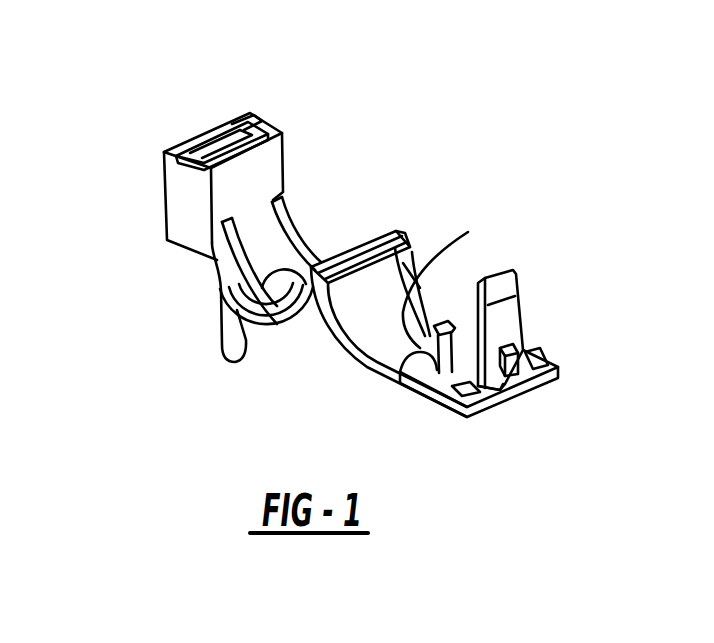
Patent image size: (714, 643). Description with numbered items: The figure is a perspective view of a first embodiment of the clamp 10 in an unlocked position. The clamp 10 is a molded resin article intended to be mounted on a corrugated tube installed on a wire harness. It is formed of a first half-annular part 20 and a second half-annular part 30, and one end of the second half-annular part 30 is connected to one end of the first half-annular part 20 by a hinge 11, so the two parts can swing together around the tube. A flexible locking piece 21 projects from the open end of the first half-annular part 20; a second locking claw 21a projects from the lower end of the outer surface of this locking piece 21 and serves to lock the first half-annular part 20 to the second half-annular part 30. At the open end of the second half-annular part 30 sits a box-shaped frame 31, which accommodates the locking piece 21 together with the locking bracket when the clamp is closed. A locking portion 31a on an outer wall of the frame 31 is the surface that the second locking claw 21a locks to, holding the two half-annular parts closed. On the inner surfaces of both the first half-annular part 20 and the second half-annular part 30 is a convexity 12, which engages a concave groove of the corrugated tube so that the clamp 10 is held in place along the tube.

The clamp 10 is at (320, 232).
The hinge 11 is at (388, 233).
The convexity 12 is at (220, 358).
The first half-annular part 20 is at (357, 366).
The locking piece 21 is at (505, 334).
The second locking claw 21a is at (517, 377).
The second half-annular part 30 is at (195, 256).
The box-shaped frame 31 is at (183, 195).
The locking portion 31a is at (222, 125).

PROBLEM DESCRIPTION:
Rewrite all the rows above as a two-column CSV with the headers text and answer. Give one line per row, with its text and its answer each in a single quoted field and line breaks replaced by spaces, and leave the pictures out.

EXPECTED ANSWER:
text,answer
"Patent image size: (714, 643). Description with numbered items: The figure is a perspective view of a first embodiment of the clamp 10 in an unlocked position. The clamp 10 is a molded resin article intended to be mounted on a corrugated tube installed on a wire harness. It is formed of a first half-annular part 20 and a second half-annular part 30, and one end of the second half-annular part 30 is connected to one end of the first half-annular part 20 by a hinge 11, so the two parts can swing together around the tube. A flexible locking piece 21 projects from the open end of the first half-annular part 20; a second locking claw 21a projects from the lower end of the outer surface of this locking piece 21 and serves to lock the first half-annular part 20 to the second half-annular part 30. At the open end of the second half-annular part 30 sits a box-shaped frame 31, which accommodates the locking piece 21 together with the locking bracket when the clamp is closed. A locking portion 31a on an outer wall of the frame 31 is the surface that the second locking claw 21a locks to, holding the two half-annular parts closed. On the inner surfaces of both the first half-annular part 20 and the second half-annular part 30 is a convexity 12, which engages a concave groove of the corrugated tube so that the clamp 10 is held in place along the tube.","The clamp 10 is at (320, 232). The hinge 11 is at (388, 233). The convexity 12 is at (220, 358). The first half-annular part 20 is at (357, 366). The locking piece 21 is at (505, 334). The second locking claw 21a is at (517, 377). The second half-annular part 30 is at (195, 256). The box-shaped frame 31 is at (183, 195). The locking portion 31a is at (222, 125)."